__REQUIREMENT__
Without the pictures, write out all the lines below exactly as they appear.

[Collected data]

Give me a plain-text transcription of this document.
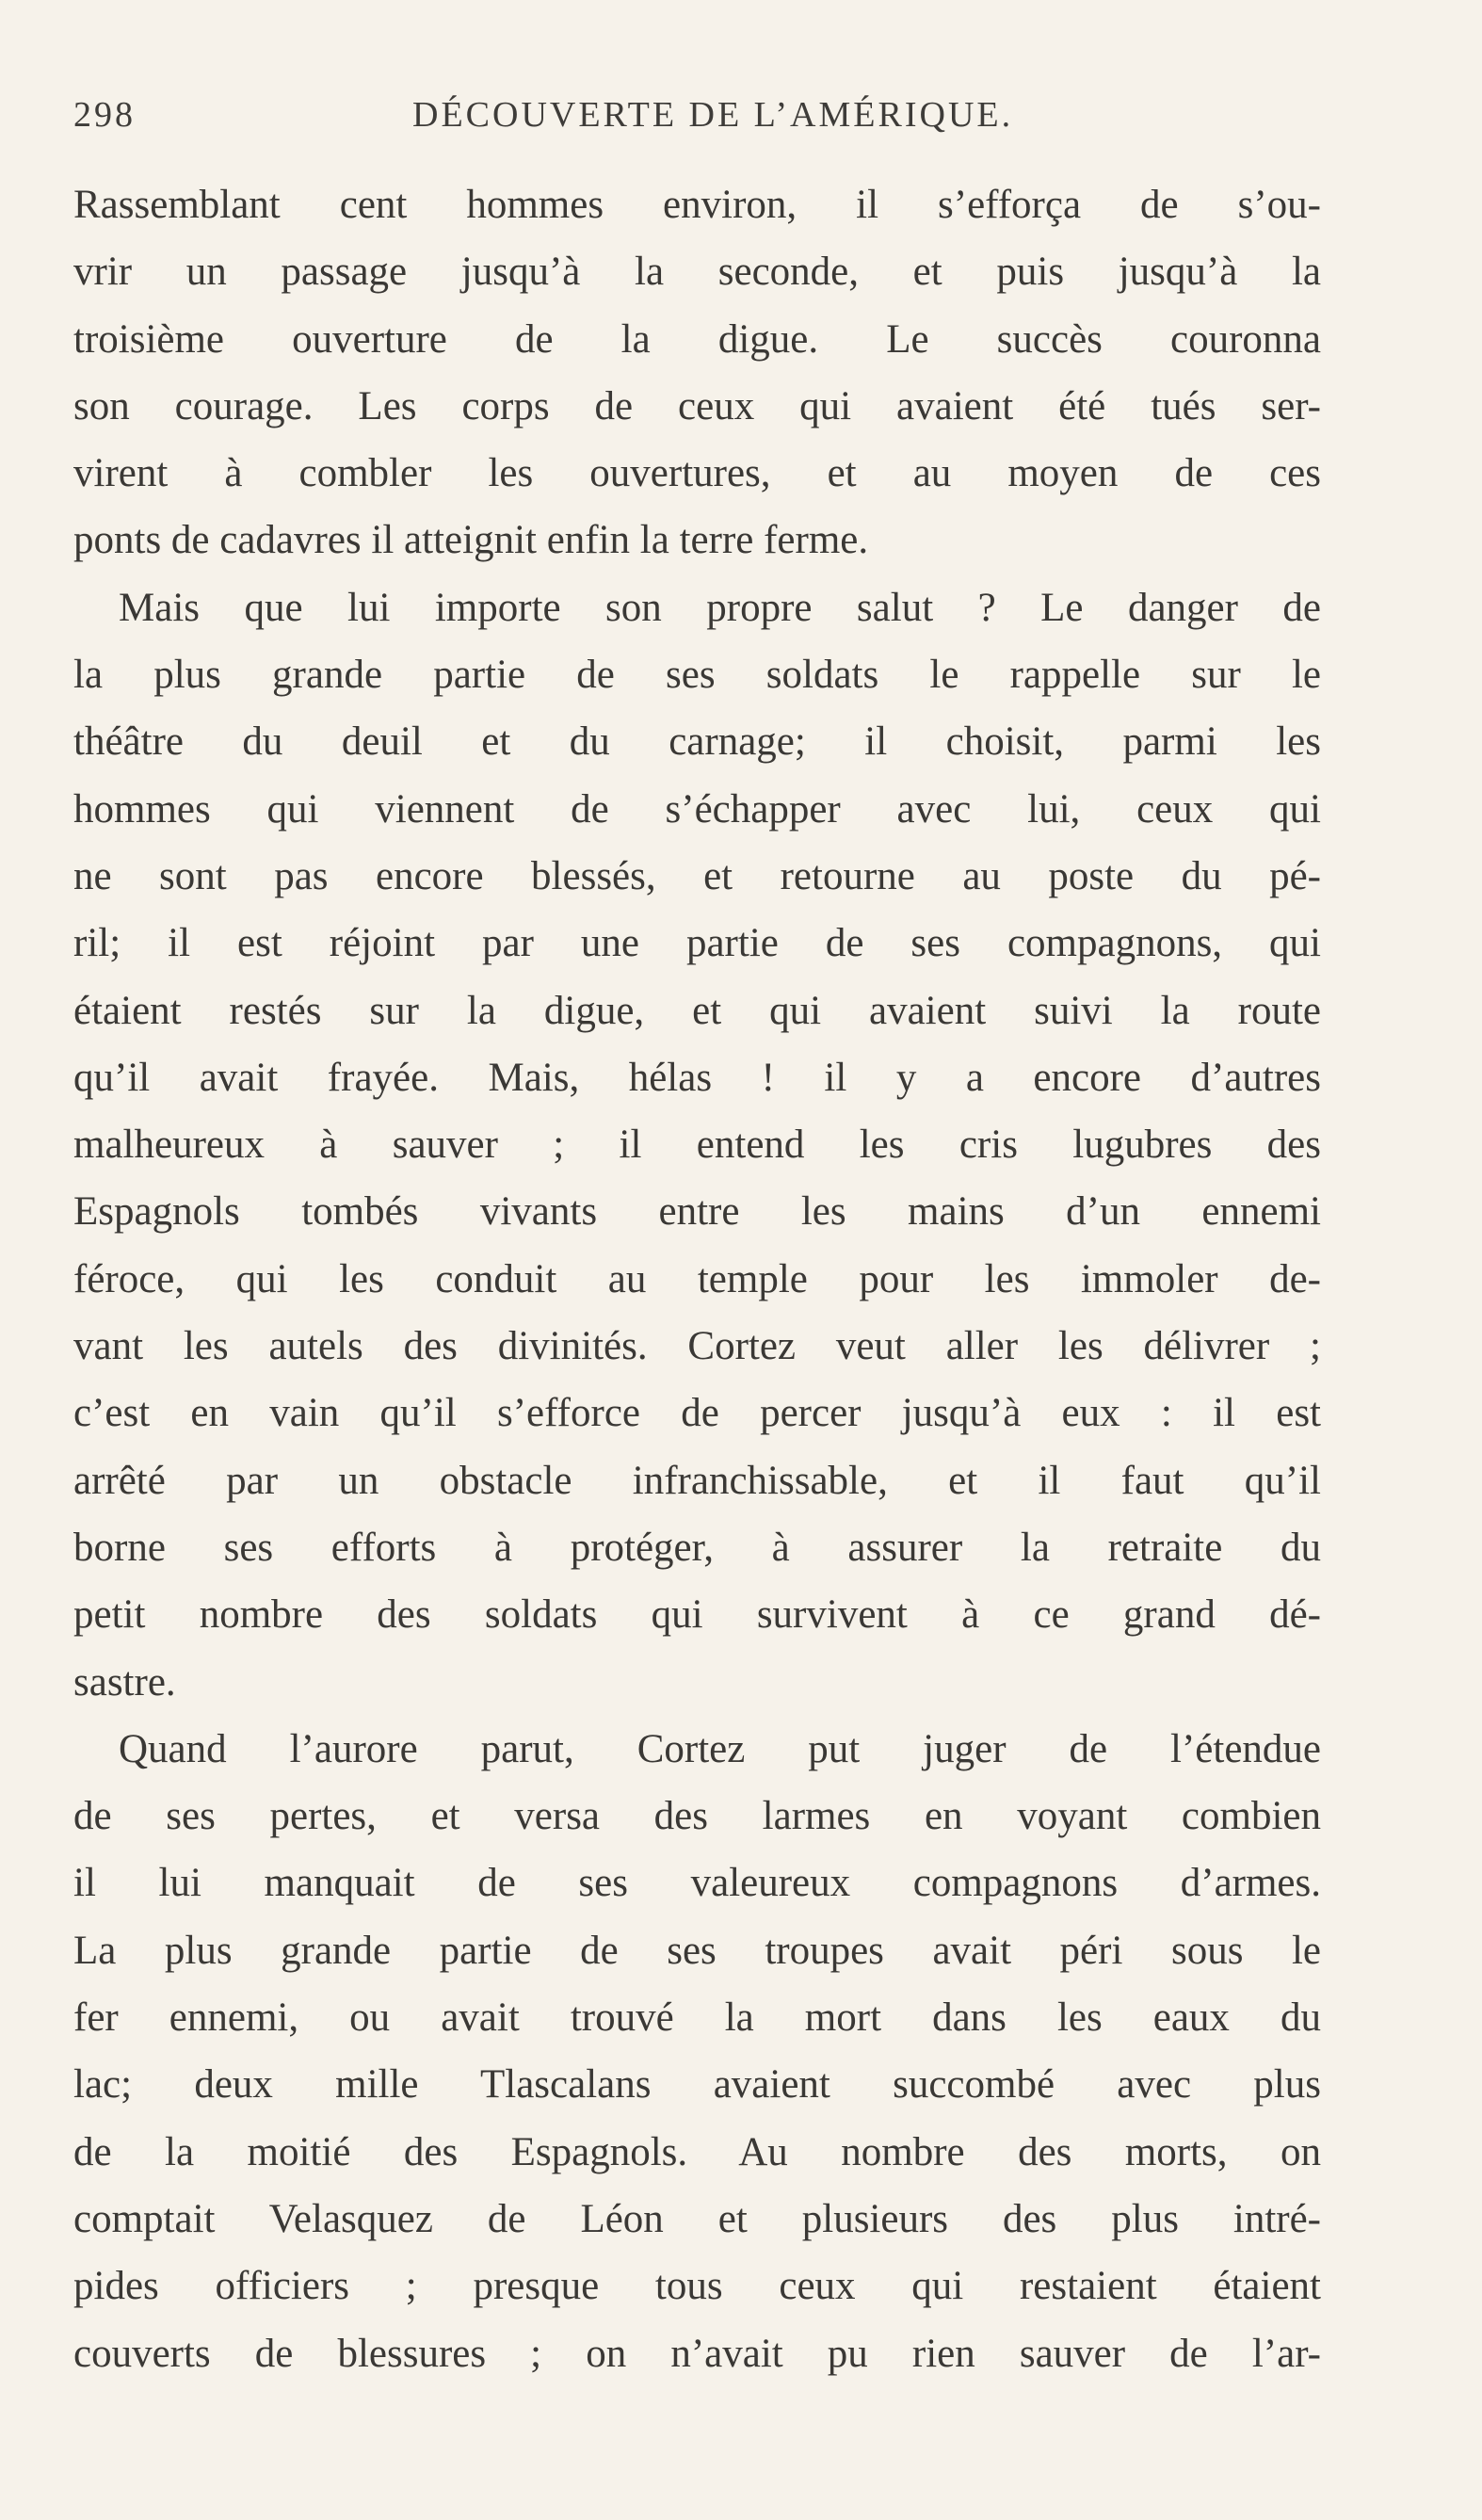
298	DÉCOUVERTE DE L’AMÉRIQUE.
Rassemblant cent hommes environ, il s’efforça de s’ou-
vrir un passage jusqu’à la seconde, et puis jusqu’à la
troisième ouverture de la digue. Le succès couronna
son courage. Les corps de ceux qui avaient été tués ser-
virent à combler les ouvertures, et au moyen de ces
ponts de cadavres il atteignit enfin la terre ferme.
Mais que lui importe son propre salut ? Le danger de
la plus grande partie de ses soldats le rappelle sur le
théâtre du deuil et du carnage; il choisit, parmi les
hommes qui viennent de s’échapper avec lui, ceux qui
ne sont pas encore blessés, et retourne au poste du pé-
ril; il est réjoint par une partie de ses compagnons, qui
étaient restés sur la digue, et qui avaient suivi la route
qu’il avait frayée. Mais, hélas ! il y a encore d’autres
malheureux à sauver ; il entend les cris lugubres des
Espagnols tombés vivants entre les mains d’un ennemi
féroce, qui les conduit au temple pour les immoler de-
vant les autels des divinités. Cortez veut aller les délivrer ;
c’est en vain qu’il s’efforce de percer jusqu’à eux : il est
arrêté par un obstacle infranchissable, et il faut qu’il
borne ses efforts à protéger, à assurer la retraite du
petit nombre des soldats qui survivent à ce grand dé-
sastre.
Quand l’aurore parut, Cortez put juger de l’étendue
de ses pertes, et versa des larmes en voyant combien
il lui manquait de ses valeureux compagnons d’armes.
La plus grande partie de ses troupes avait péri sous le
fer ennemi, ou avait trouvé la mort dans les eaux du
lac; deux mille Tlascalans avaient succombé avec plus
de la moitié des Espagnols. Au nombre des morts, on
comptait Velasquez de Léon et plusieurs des plus intré-
pides officiers ; presque tous ceux qui restaient étaient
couverts de blessures ; on n’avait pu rien sauver de l’ar-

__CORRECT RESPONSE__
Give me a plain-text transcription of this document.
298	DÉCOUVERTE DE L’AMÉRIQUE.
Rassemblant cent hommes environ, il s’efforça de s’ou-
vrir un passage jusqu’à la seconde, et puis jusqu’à la
troisième ouverture de la digue. Le succès couronna
son courage. Les corps de ceux qui avaient été tués ser-
virent à combler les ouvertures, et au moyen de ces
ponts de cadavres il atteignit enfin la terre ferme.
Mais que lui importe son propre salut ? Le danger de
la plus grande partie de ses soldats le rappelle sur le
théâtre du deuil et du carnage; il choisit, parmi les
hommes qui viennent de s’échapper avec lui, ceux qui
ne sont pas encore blessés, et retourne au poste du pé-
ril; il est réjoint par une partie de ses compagnons, qui
étaient restés sur la digue, et qui avaient suivi la route
qu’il avait frayée. Mais, hélas ! il y a encore d’autres
malheureux à sauver ; il entend les cris lugubres des
Espagnols tombés vivants entre les mains d’un ennemi
féroce, qui les conduit au temple pour les immoler de-
vant les autels des divinités. Cortez veut aller les délivrer ;
c’est en vain qu’il s’efforce de percer jusqu’à eux : il est
arrêté par un obstacle infranchissable, et il faut qu’il
borne ses efforts à protéger, à assurer la retraite du
petit nombre des soldats qui survivent à ce grand dé-
sastre.
Quand l’aurore parut, Cortez put juger de l’étendue
de ses pertes, et versa des larmes en voyant combien
il lui manquait de ses valeureux compagnons d’armes.
La plus grande partie de ses troupes avait péri sous le
fer ennemi, ou avait trouvé la mort dans les eaux du
lac; deux mille Tlascalans avaient succombé avec plus
de la moitié des Espagnols. Au nombre des morts, on
comptait Velasquez de Léon et plusieurs des plus intré-
pides officiers ; presque tous ceux qui restaient étaient
couverts de blessures ; on n’avait pu rien sauver de l’ar-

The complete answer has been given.